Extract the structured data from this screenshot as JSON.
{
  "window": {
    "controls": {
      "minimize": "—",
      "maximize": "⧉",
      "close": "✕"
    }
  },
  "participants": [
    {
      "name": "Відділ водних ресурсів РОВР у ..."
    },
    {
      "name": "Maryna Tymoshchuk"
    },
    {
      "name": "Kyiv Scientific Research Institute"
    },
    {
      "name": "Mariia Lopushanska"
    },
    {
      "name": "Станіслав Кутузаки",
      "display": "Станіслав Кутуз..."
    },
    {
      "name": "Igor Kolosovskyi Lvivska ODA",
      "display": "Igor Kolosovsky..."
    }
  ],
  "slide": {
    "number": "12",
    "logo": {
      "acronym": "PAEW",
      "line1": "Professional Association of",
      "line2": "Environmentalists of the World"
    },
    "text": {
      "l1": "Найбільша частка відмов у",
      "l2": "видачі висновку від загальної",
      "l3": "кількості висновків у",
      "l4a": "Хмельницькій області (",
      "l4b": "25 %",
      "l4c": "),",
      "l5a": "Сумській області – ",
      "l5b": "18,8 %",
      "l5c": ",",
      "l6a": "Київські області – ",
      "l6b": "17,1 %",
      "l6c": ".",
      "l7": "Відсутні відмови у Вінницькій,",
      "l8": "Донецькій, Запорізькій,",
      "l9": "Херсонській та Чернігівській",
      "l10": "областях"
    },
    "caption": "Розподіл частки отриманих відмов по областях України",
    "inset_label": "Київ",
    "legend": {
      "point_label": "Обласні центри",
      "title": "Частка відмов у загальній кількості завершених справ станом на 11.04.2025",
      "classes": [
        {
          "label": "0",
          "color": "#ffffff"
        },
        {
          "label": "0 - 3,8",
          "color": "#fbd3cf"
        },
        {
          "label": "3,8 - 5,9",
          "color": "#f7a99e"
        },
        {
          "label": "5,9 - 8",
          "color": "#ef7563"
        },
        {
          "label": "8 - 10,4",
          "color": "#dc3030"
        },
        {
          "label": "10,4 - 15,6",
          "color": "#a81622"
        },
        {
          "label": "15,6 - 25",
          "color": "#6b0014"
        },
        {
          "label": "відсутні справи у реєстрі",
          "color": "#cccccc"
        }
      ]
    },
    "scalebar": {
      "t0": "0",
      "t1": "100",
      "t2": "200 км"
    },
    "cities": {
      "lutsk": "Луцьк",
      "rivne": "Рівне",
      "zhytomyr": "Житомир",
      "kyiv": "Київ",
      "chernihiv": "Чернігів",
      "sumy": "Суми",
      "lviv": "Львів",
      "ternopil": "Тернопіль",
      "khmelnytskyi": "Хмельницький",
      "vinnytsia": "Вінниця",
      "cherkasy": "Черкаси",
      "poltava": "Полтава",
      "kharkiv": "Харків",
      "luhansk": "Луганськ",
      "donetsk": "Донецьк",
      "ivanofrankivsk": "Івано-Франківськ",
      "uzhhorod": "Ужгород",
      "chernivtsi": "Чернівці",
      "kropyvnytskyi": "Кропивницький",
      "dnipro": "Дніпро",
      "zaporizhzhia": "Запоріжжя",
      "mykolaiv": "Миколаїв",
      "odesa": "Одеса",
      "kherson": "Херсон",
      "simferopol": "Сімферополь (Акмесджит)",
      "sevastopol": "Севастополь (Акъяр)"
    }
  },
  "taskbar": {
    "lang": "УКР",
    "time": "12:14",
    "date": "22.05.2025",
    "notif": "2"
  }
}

What you have to do:
Copy each line of the entries that includes the word "області".

Output for this task:
      "l4a": "Хмельницькій області (",
      "l5a": "Сумській області – ",
      "l6a": "Київські області – ",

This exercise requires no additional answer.